Using the data beneath, show every line that includes the word "Explorer".

Stored entries:
· · · ·

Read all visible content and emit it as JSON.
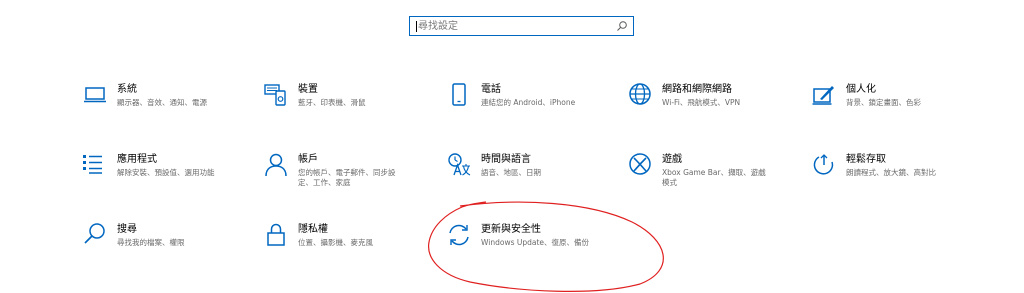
{
  "search": {
    "placeholder": "尋找設定"
  },
  "tiles": [
    {
      "title": "系統",
      "desc": "顯示器、音效、通知、電源",
      "icon": "laptop-icon"
    },
    {
      "title": "裝置",
      "desc": "藍牙、印表機、滑鼠",
      "icon": "devices-icon"
    },
    {
      "title": "電話",
      "desc": "連結您的 Android、iPhone",
      "icon": "phone-icon"
    },
    {
      "title": "網路和網際網路",
      "desc": "Wi-Fi、飛航模式、VPN",
      "icon": "globe-icon"
    },
    {
      "title": "個人化",
      "desc": "背景、鎖定畫面、色彩",
      "icon": "personalization-icon"
    },
    {
      "title": "應用程式",
      "desc": "解除安裝、預設值、選用功能",
      "icon": "apps-list-icon"
    },
    {
      "title": "帳戶",
      "desc": "您的帳戶、電子郵件、同步設定、工作、家庭",
      "icon": "person-icon"
    },
    {
      "title": "時間與語言",
      "desc": "語音、地區、日期",
      "icon": "time-language-icon"
    },
    {
      "title": "遊戲",
      "desc": "Xbox Game Bar、擷取、遊戲模式",
      "icon": "xbox-icon"
    },
    {
      "title": "輕鬆存取",
      "desc": "朗讀程式、放大鏡、高對比",
      "icon": "ease-of-access-icon"
    },
    {
      "title": "搜尋",
      "desc": "尋找我的檔案、權限",
      "icon": "search-icon"
    },
    {
      "title": "隱私權",
      "desc": "位置、攝影機、麥克風",
      "icon": "lock-icon"
    },
    {
      "title": "更新與安全性",
      "desc": "Windows Update、復原、備份",
      "icon": "sync-icon"
    }
  ],
  "colors": {
    "accent": "#0067c0",
    "annotation": "#e02020"
  }
}
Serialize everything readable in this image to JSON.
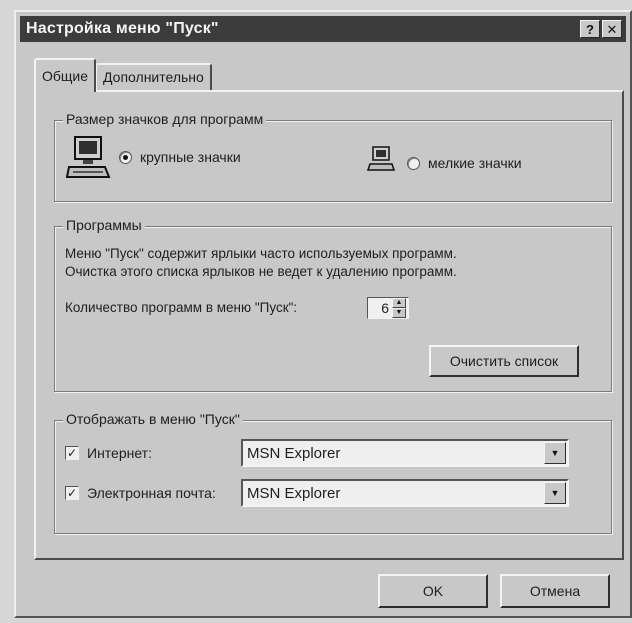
{
  "window": {
    "title": "Настройка меню \"Пуск\"",
    "help_button": "?",
    "close_button": "✕"
  },
  "tabs": [
    {
      "label": "Общие",
      "active": true
    },
    {
      "label": "Дополнительно",
      "active": false
    }
  ],
  "icon_size": {
    "legend": "Размер значков для программ",
    "large_label": "крупные значки",
    "small_label": "мелкие значки",
    "selected": "large"
  },
  "programs": {
    "legend": "Программы",
    "description_line1": "Меню \"Пуск\" содержит ярлыки часто используемых программ.",
    "description_line2": "Очистка этого списка ярлыков не ведет к удалению программ.",
    "count_label": "Количество программ в меню \"Пуск\":",
    "count_value": "6",
    "clear_button": "Очистить список"
  },
  "show_in_menu": {
    "legend": "Отображать в меню \"Пуск\"",
    "internet_label": "Интернет:",
    "internet_checked": true,
    "internet_value": "MSN Explorer",
    "email_label": "Электронная почта:",
    "email_checked": true,
    "email_value": "MSN Explorer"
  },
  "footer": {
    "ok_label": "OK",
    "cancel_label": "Отмена"
  }
}
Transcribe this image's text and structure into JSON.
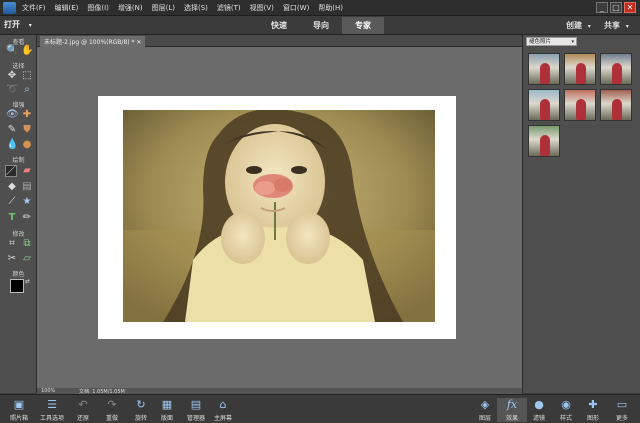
{
  "menubar": {
    "items": [
      "文件(F)",
      "编辑(E)",
      "图像(I)",
      "增强(N)",
      "图层(L)",
      "选择(S)",
      "滤镜(T)",
      "视图(V)",
      "窗口(W)",
      "帮助(H)"
    ],
    "window_controls": [
      "_",
      "□",
      "✕"
    ]
  },
  "modebar": {
    "open_label": "打开",
    "tabs": [
      "快速",
      "导向",
      "专家"
    ],
    "active_tab": "专家",
    "create_label": "创建",
    "share_label": "共享"
  },
  "toolbox": {
    "sections": [
      "查看",
      "选择",
      "增强",
      "绘制",
      "修改",
      "颜色"
    ]
  },
  "document": {
    "tab_label": "未标题-2.jpg @ 100%(RGB/8) * ✕",
    "zoom": "100%",
    "doc_info": "文档: 1.05M/1.05M"
  },
  "right_panel": {
    "dropdown_value": "褪色照片"
  },
  "taskbar": {
    "left_items": [
      "照片箱",
      "工具选项",
      "还原",
      "重做",
      "旋转",
      "版面",
      "管理器",
      "主屏幕"
    ],
    "right_items": [
      "图层",
      "效果",
      "滤镜",
      "样式",
      "图形",
      "更多"
    ]
  },
  "colors": {
    "accent": "#5a5a5a",
    "icon_blue": "#9cc6f0",
    "photo_tint": "#b9a56a"
  }
}
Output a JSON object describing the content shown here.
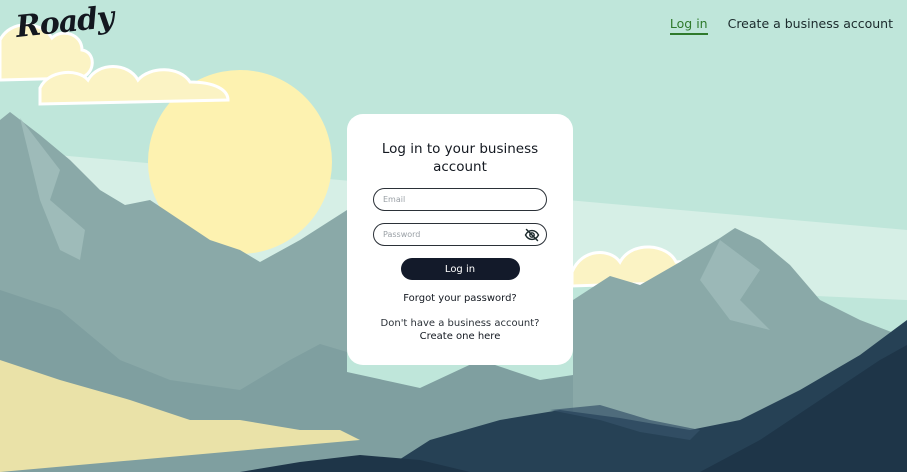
{
  "brand": {
    "logo_text": "Roady"
  },
  "nav": {
    "login_label": "Log in",
    "create_label": "Create a business account"
  },
  "card": {
    "title": "Log in to your business account",
    "email_placeholder": "Email",
    "password_placeholder": "Password",
    "login_button": "Log in",
    "forgot_link": "Forgot your password?",
    "no_account_text": "Don't have a business account?",
    "create_link": "Create one here"
  },
  "icons": {
    "password_toggle": "eye-slash-icon"
  },
  "colors": {
    "sky": "#bfe6da",
    "sun": "#fdf2b0",
    "mountain_light": "#8aa9a8",
    "mountain_dark": "#264155",
    "button": "#131a2a",
    "nav_active": "#2f7a2c"
  }
}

· · · ·

■ Answer to the task ■
    "internet_value": "MSN Explorer",
    "email_value": "MSN Explorer"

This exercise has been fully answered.